--- Qué debes hacer ---
(A) ¿Puedes transcribir sin cambios el texto sobre la educación en España desde "Esta interpretación encaja" hasta "a sí mismo.", ambos incluidos?
(B) ¿Puedes continuar el texto sobre el sistema educativo español a partir de su última oración?

--- Fragmento de página ---
La educación en una España que odia el mérito
Indicadores comentados sobre el estado del sistema educativo español 2025
El sistema educativo español está en crisis. A pesar de numerosas reformas y aumentos de gasto, España sigue muy por detrás de los países líderes en educación. Este retroceso preocupa a la sociedad y abre un debate sobre sus causas. Tradicionalmente vemos la educación como una inversión, lo que nos lleva a culpar del fracaso a los errores cometidos en las políticas educativas. Sin embargo, cabe plantear otra posibilidad: quizá el problema real no resida en esas políticas, sino en las preferencias de los propios ciudadanos.
Bajo esta hipótesis, la educación funcionaría más como un bien de consumo inmediato que como inversión a largo plazo. Estudiantes, familias, profesores y votantes priorizarían entonces su comodidad presente, sacrificando el esfuerzo necesario para aumentar la productividad futura de los jóvenes. Con independencia de su importe, el escaso valor del gasto educativo como inversión sería solo la consecuencia lógica de que, en su mayor parte, es gasto en consumo y no se dirige a aumentar la formación ni el capital humano.
Diversos indicios empíricos, tanto generales como específicamente educativos, apoyan esta hipótesis. Las encuestas sobre valores sociales muestran que en España sigue existiendo, en promedio, una fuerte aversión hacia la competencia y el mérito, mayor que en otros países europeos. Esto encaja con una fiscalidad que desanima el trabajo, el ahorro y la inversión, al gravar más las rentas que el consumo y establecer tipos impositivos y exenciones que penalizan el esfuerzo y frenan la actividad económica. ¿Para qué formarse si la mayoría de la gente cree que los mejor formados no deben ganar mucho más y el incremento retributivo, neto de impuestos, es reducido?
Esta interpretación encaja con los cambios observados en el sistema español de enseñanza, cuyo objetivo ya no se centra en mejorar la productividad futura del estudiante, como sucedía en el sistema liberal clásico, orientado a «instruir» más que a «educar». Aunque a menudo se presentan como meras restricciones, ahora predominan objetivos centrados en la autoestima o la felicidad inmediata del alumno. Para alcanzarlos, se emplean métodos que enfatizan lo lúdico («aprender disfrutando»), el consumo placentero («educación para el consumo») o técnicas como la «gamificación», que prometen un aprendizaje basado en el entretenimiento. Además, se recurre a la tecnología para evitar esfuerzos incómodos, como memorizar o repetir tareas hasta dominarlas. El estudiante ha pasado a ser usuario e incluso cliente, y no la mano de obra esencial que debe moldearse a sí mismo.

--- Material proporcionado ---
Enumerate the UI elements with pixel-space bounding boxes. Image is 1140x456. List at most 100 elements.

--- Respuestas en orden ---
(A)
Esta interpretación encaja con los cambios observados en el sistema español de enseñanza, cuyo objetivo ya no se centra en mejorar la productividad futura del estudiante, como sucedía en el sistema liberal clásico, orientado a «instruir» más que a «educar». Aunque a menudo se presentan como meras restricciones, ahora predominan objetivos centrados en la autoestima o la felicidad inmediata del alumno. Para alcanzarlos, se emplean métodos que enfatizan lo lúdico («aprender disfrutando»), el consumo placentero («educación para el consumo») o técnicas como la «gamificación», que prometen un aprendizaje basado en el entretenimiento. Además, se recurre a la tecnología para evitar esfuerzos incómodos, como memorizar o repetir tareas hasta dominarlas. El estudiante ha pasado a ser usuario e incluso cliente, y no la mano de obra esencial que debe moldearse a sí mismo.

(B)
Estas preferencias impulsan políticas educativas que rebajan y disimulan la caída en la calidad del aprendizaje. Entre ellas destacan las dirigidas a: (1) ampliar y homogeneizar el acceso a la educación, suprimiendo diferencias según la exigencia académica, lo que genera una masificación que, con la excusa de la equidad, sacrifica la calidad y genera injusticia; (2) diluir los contenidos curriculares, justificándolo con argumentos supuestamente modernos (la memoria sería innecesaria, y bastaría con acceder a internet o con usar la inteligencia artificial); (3) facilitar el paso de curso con asignaturas suspendidas; (4) eliminar las evaluaciones externas, como las reválidas, o debilitar el valor informativo de pruebas como la Selectividad; y (5) maquillar los indicadores de rendimiento, midiendo el éxito por la tasa de aprobados, o evaluando la calidad docente según la satisfacción inmediata del alumno.
Muchas de estas políticas quedan reflejadas en este informe, para el que propongo un marco interpretativo abierto, por supuesto, a una discusión tan exigente como fecunda.
Un equilibrio de normas sociales perniciosas
Si el declive educativo responde a preferencias sociales con raíces profundas, debemos replantearnos tanto el contenido como las estrategias de reforma educativa. Si el problema surge de un equilibrio social favorable a la complacencia, no podemos esperar grandes mejoras solo con cambiar de gobernantes, aprobar nuevas leyes o firmar pactos educativos. Las reformas orientadas a elevar la calidad —como las de 2012— fracasaron al chocar con las restricciones políticas impuestas por esas preferencias sociales. No es casualidad que el ministro responsable de esa reforma fuese calificado como “el peor valorado de la democracia”. Entender la educación como consumo deja claro que ninguna reforma legal logrará resultados duraderos por sí sola, sin antes modificar esas preferencias o, al menos, reducir su peso político.
En cualquier caso, ya sea por cómo se articulan las normas sociales o por la ventaja política de unas preferencias sobre otras, en España parecen dominar las que conducen a una baja exigencia académica. Lo sugiere así, en especial, la generalidad del declive educativo, que se manifiesta tanto a lo largo del tiempo como entre distintos tipos de centro y, por tanto, bajo diferentes circunstancias políticas y organizativas.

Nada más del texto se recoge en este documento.